## Written tasks
[a] Answer these questions about the Sydney Miramontez text, one answer per line, marked (i), (ii), (iii):
(i) On what date was she born?
(ii) Which club did she play for in the Australian W-League?
(iii) How many goals did she score at Shawnee Mission West High School?
[b] In the Sydney Miramontez text, begin at the words "She previously played" and stop after "and single-season assists.". Write out that part, putting "Heat" wherever "KCFC Heat" appears.
[c] Turn the paragraph of the Sydney Miramontez text that starts with "Miramontez grew up in Lenexa" into a short bulleted list that keeps its main facts.

## Document text
Sydney Michelle Miramontez (born October 11, 1994) is an American professional soccer player who plays as a defender for Kansas City in the National Women's Soccer League (NWSL).

She previously played for Utah Royals FC and FC Kansas City in the NWSL, the Western Sydney Wanderers in the Australian W-League, the University of Nebraska, and the GSI Pride of the Women's Premier Soccer League (WPSL).

Early life 
Miramontez grew up in Lenexa, Kansas and first played youth soccer for Andy Barney and the Kansas City Legends. At age 12 Sydney joined the KCFC Heat and played for Gags Pritchard then Blue Valley under FC Kansas City head coach Vlatko Andonovski. With the KCFC Heat she won three Kansas State Cup titles. Miramontez attended Shawnee Mission West High School, where she scored 52 goals and 52 assists in four years, and still holds the school record for career goals, career assists and single-season assists.

## Supplied material

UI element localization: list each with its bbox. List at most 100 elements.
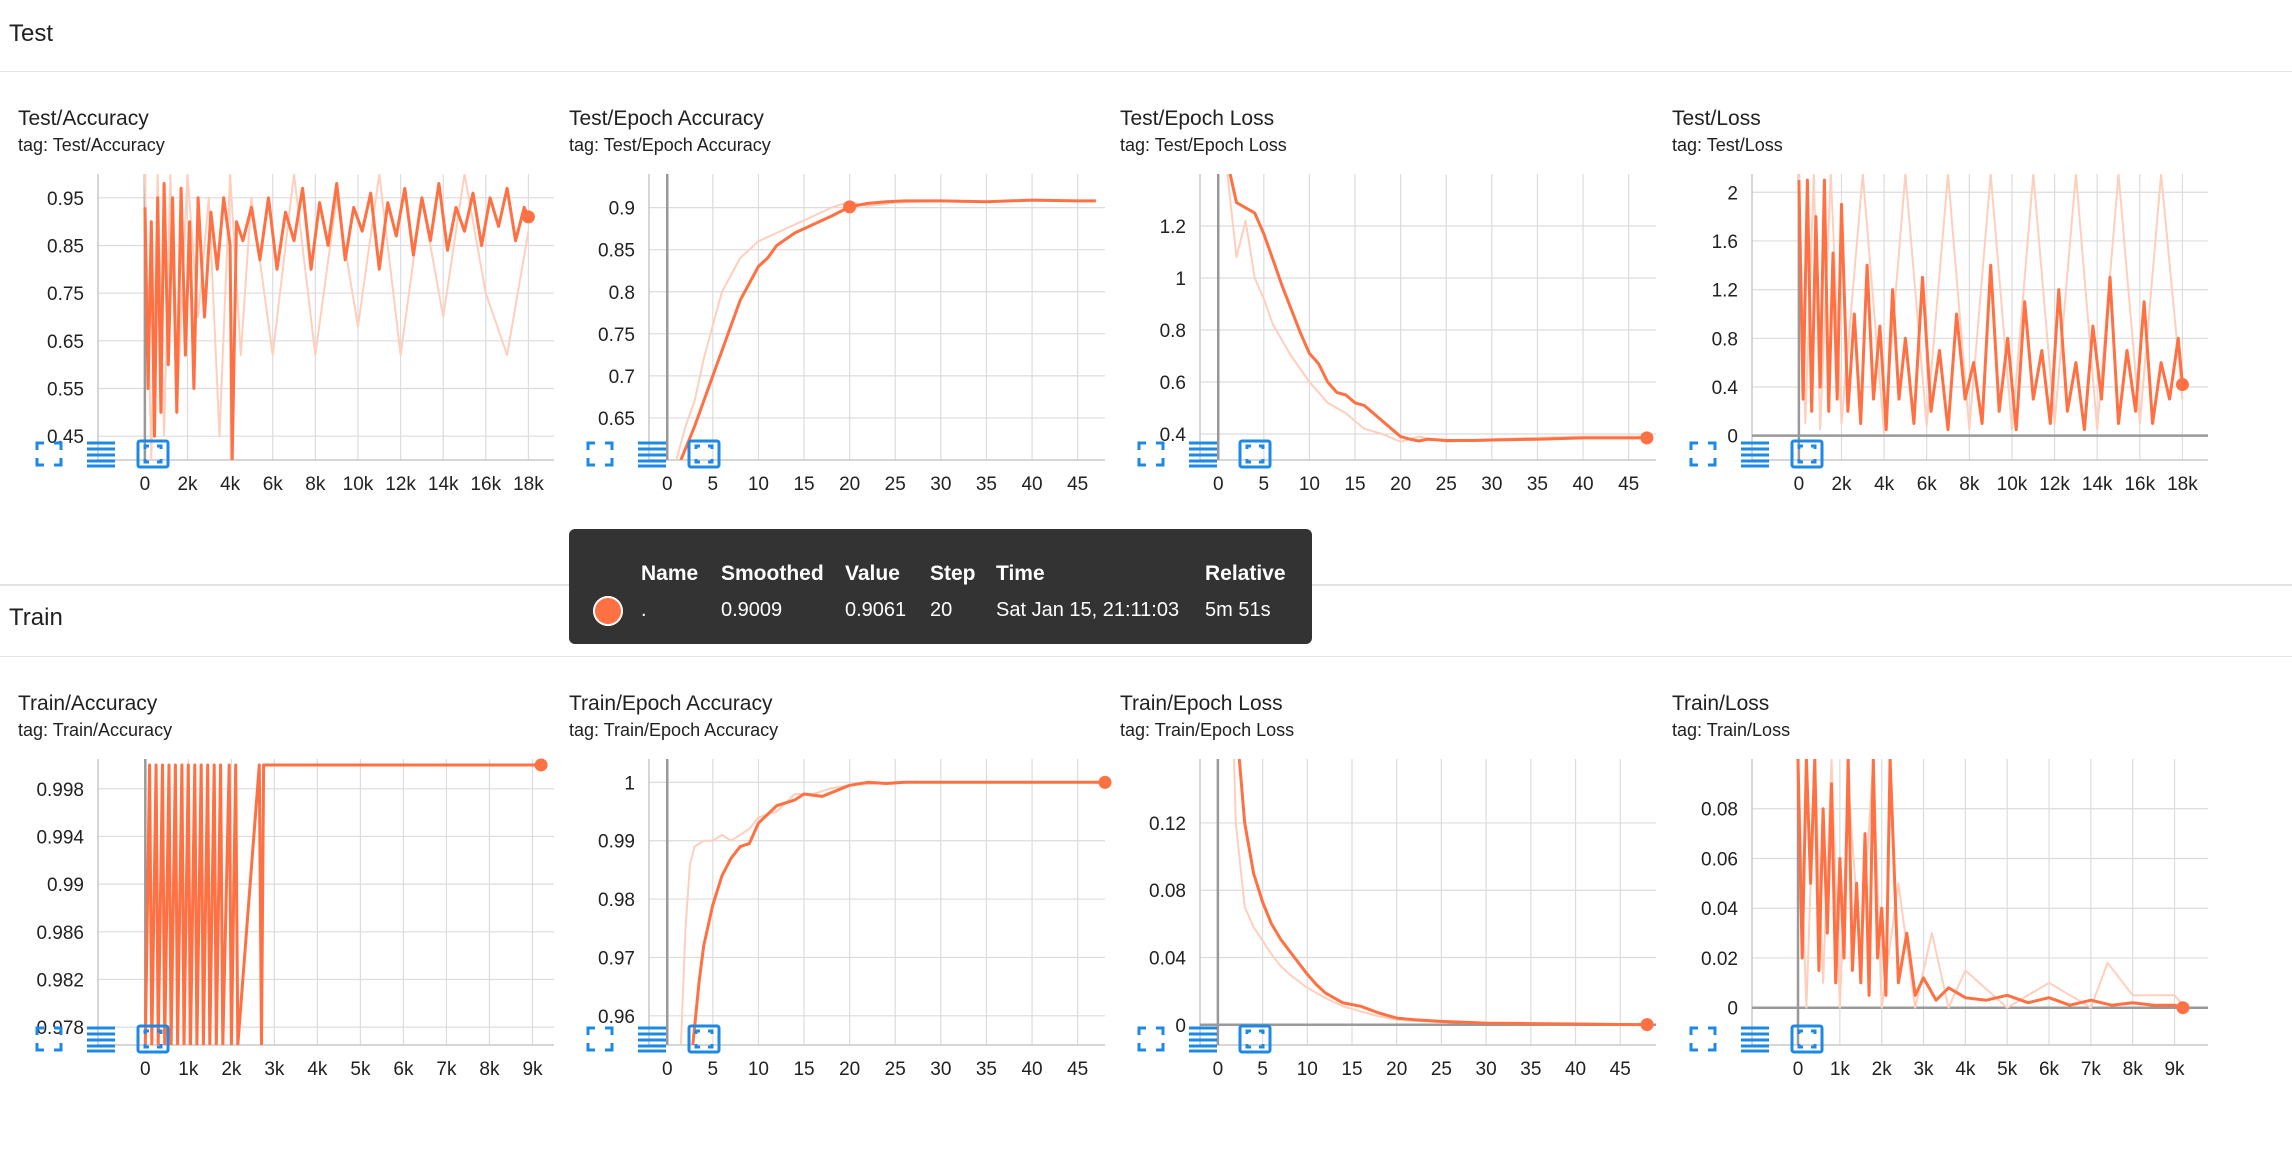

## Results of the exercise
[a]
(i) October 11, 1994
(ii) The Western Sydney Wanderers
(iii) 52 goals

[b]
She previously played for Utah Royals FC and FC Kansas City in the NWSL, the Western Sydney Wanderers in the Australian W-League, the University of Nebraska, and the GSI Pride of the Women's Premier Soccer League (WPSL).

Early life 
Miramontez grew up in Lenexa, Kansas and first played youth soccer for Andy Barney and the Kansas City Legends. At age 12 Sydney joined the Heat and played for Gags Pritchard then Blue Valley under FC Kansas City head coach Vlatko Andonovski. With the Heat she won three Kansas State Cup titles. Miramontez attended Shawnee Mission West High School, where she scored 52 goals and 52 assists in four years, and still holds the school record for career goals, career assists and single-season assists.

[c]
- Grew up in Lenexa, Kansas; first played youth soccer for Andy Barney and the Kansas City Legends.
- Joined the KCFC Heat at age 12, playing for Gags Pritchard, then Blue Valley under Vlatko Andonovski.
- Won three Kansas State Cup titles with the KCFC Heat.
- At Shawnee Mission West High School, scored 52 goals and 52 assists in four years.
- Still holds the school records for career goals, career assists and single-season assists.